• ACTIVITY
Print the data exactly as it appears, keeping every word.
Segment Open
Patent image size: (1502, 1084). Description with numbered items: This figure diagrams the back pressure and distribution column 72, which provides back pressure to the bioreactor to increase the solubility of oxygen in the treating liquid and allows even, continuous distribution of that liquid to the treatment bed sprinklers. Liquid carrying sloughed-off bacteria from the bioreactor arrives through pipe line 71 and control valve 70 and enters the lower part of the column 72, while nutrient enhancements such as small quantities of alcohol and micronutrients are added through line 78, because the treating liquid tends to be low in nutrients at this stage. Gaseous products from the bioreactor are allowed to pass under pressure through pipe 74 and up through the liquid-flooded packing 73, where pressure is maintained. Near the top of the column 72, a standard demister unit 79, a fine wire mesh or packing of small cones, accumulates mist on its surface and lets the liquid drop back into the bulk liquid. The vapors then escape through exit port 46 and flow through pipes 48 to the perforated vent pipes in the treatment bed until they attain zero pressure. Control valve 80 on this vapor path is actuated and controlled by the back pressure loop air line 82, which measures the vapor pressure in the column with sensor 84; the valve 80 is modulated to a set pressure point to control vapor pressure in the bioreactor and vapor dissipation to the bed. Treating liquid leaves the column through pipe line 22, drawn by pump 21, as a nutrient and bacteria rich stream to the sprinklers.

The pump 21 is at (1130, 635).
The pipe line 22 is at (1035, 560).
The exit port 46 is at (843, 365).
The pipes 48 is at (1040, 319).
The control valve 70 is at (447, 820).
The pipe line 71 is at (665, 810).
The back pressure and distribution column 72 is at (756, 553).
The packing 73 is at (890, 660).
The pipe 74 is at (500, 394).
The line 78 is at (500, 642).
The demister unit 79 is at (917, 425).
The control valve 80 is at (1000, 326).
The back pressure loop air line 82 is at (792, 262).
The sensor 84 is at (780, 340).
Segment Closed
• ANSWER BOX
Patent image size: (1502, 1084). Description with numbered items: This figure diagrams the back pressure and distribution column 72, which provides back pressure to the bioreactor to increase the solubility of oxygen in the treating liquid and allows even, continuous distribution of that liquid to the treatment bed sprinklers. Liquid carrying sloughed-off bacteria from the bioreactor arrives through pipe line 71 and control valve 70 and enters the lower part of the column 72, while nutrient enhancements such as small quantities of alcohol and micronutrients are added through line 78, because the treating liquid tends to be low in nutrients at this stage. Gaseous products from the bioreactor are allowed to pass under pressure through pipe 74 and up through the liquid-flooded packing 73, where pressure is maintained. Near the top of the column 72, a standard demister unit 79, a fine wire mesh or packing of small cones, accumulates mist on its surface and lets the liquid drop back into the bulk liquid. The vapors then escape through exit port 46 and flow through pipes 48 to the perforated vent pipes in the treatment bed until they attain zero pressure. Control valve 80 on this vapor path is actuated and controlled by the back pressure loop air line 82, which measures the vapor pressure in the column with sensor 84; the valve 80 is modulated to a set pressure point to control vapor pressure in the bioreactor and vapor dissipation to the bed. Treating liquid leaves the column through pipe line 22, drawn by pump 21, as a nutrient and bacteria rich stream to the sprinklers.

The pump 21 is at (1130, 635).
The pipe line 22 is at (1035, 560).
The exit port 46 is at (843, 365).
The pipes 48 is at (1040, 319).
The control valve 70 is at (447, 820).
The pipe line 71 is at (665, 810).
The back pressure and distribution column 72 is at (756, 553).
The packing 73 is at (890, 660).
The pipe 74 is at (500, 394).
The line 78 is at (500, 642).
The demister unit 79 is at (917, 425).
The control valve 80 is at (1000, 326).
The back pressure loop air line 82 is at (792, 262).
The sensor 84 is at (780, 340).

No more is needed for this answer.